Extract every entry word for word. Skip the pictures.

-=-=-=-=-

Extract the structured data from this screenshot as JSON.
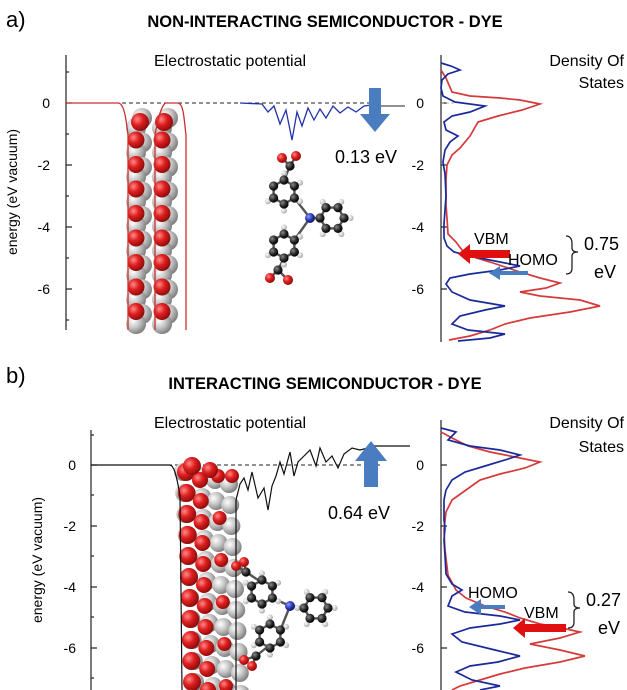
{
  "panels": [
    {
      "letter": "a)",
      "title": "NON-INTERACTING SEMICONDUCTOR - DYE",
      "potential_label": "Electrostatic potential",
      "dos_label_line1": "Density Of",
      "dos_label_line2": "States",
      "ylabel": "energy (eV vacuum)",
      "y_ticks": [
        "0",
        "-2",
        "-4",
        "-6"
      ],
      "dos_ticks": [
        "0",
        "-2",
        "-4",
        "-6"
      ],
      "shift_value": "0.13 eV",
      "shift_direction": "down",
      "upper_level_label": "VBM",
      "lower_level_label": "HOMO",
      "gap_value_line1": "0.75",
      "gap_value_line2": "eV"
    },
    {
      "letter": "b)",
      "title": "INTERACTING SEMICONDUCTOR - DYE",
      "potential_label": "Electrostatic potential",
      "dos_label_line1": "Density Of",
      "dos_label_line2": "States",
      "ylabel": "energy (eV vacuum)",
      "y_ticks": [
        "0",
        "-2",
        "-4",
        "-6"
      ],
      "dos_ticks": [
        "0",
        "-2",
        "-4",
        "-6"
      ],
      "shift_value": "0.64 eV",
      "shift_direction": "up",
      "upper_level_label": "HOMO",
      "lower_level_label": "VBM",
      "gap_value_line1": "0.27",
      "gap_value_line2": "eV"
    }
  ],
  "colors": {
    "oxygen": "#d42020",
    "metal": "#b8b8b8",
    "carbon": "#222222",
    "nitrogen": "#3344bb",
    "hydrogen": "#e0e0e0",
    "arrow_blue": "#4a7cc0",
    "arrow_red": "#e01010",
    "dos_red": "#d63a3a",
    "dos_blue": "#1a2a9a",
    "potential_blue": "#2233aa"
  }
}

-=-=-=-=-

> [RESPONSE FOR THIS EXERCISE]
Extract the structured data from this screenshot as JSON.
{
  "panels": [
    {
      "letter": "a)",
      "title": "NON-INTERACTING SEMICONDUCTOR - DYE",
      "potential_label": "Electrostatic potential",
      "dos_label_line1": "Density Of",
      "dos_label_line2": "States",
      "ylabel": "energy (eV vacuum)",
      "y_ticks": [
        "0",
        "-2",
        "-4",
        "-6"
      ],
      "dos_ticks": [
        "0",
        "-2",
        "-4",
        "-6"
      ],
      "shift_value": "0.13 eV",
      "shift_direction": "down",
      "upper_level_label": "VBM",
      "lower_level_label": "HOMO",
      "gap_value_line1": "0.75",
      "gap_value_line2": "eV"
    },
    {
      "letter": "b)",
      "title": "INTERACTING SEMICONDUCTOR - DYE",
      "potential_label": "Electrostatic potential",
      "dos_label_line1": "Density Of",
      "dos_label_line2": "States",
      "ylabel": "energy (eV vacuum)",
      "y_ticks": [
        "0",
        "-2",
        "-4",
        "-6"
      ],
      "dos_ticks": [
        "0",
        "-2",
        "-4",
        "-6"
      ],
      "shift_value": "0.64 eV",
      "shift_direction": "up",
      "upper_level_label": "HOMO",
      "lower_level_label": "VBM",
      "gap_value_line1": "0.27",
      "gap_value_line2": "eV"
    }
  ],
  "colors": {
    "oxygen": "#d42020",
    "metal": "#b8b8b8",
    "carbon": "#222222",
    "nitrogen": "#3344bb",
    "hydrogen": "#e0e0e0",
    "arrow_blue": "#4a7cc0",
    "arrow_red": "#e01010",
    "dos_red": "#d63a3a",
    "dos_blue": "#1a2a9a",
    "potential_blue": "#2233aa"
  }
}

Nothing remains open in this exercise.